Give every line of the material again, exactly as written.
--- START OF Data for this task ---
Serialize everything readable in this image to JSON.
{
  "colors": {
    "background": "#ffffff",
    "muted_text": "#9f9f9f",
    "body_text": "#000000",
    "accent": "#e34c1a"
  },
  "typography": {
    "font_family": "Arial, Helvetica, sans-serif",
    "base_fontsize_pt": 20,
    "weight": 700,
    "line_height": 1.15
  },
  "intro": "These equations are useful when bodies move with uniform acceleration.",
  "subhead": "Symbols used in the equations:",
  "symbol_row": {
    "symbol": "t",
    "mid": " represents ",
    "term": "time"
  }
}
--- END OF Data for this task ---
Solved exercise
Serialize everything readable in this image to JSON.
{
  "colors": {
    "background": "#ffffff",
    "muted_text": "#9f9f9f",
    "body_text": "#000000",
    "accent": "#e34c1a"
  },
  "typography": {
    "font_family": "Arial, Helvetica, sans-serif",
    "base_fontsize_pt": 20,
    "weight": 700,
    "line_height": 1.15
  },
  "intro": "These equations are useful when bodies move with uniform acceleration.",
  "subhead": "Symbols used in the equations:",
  "symbol_row": {
    "symbol": "t",
    "mid": " represents ",
    "term": "time"
  }
}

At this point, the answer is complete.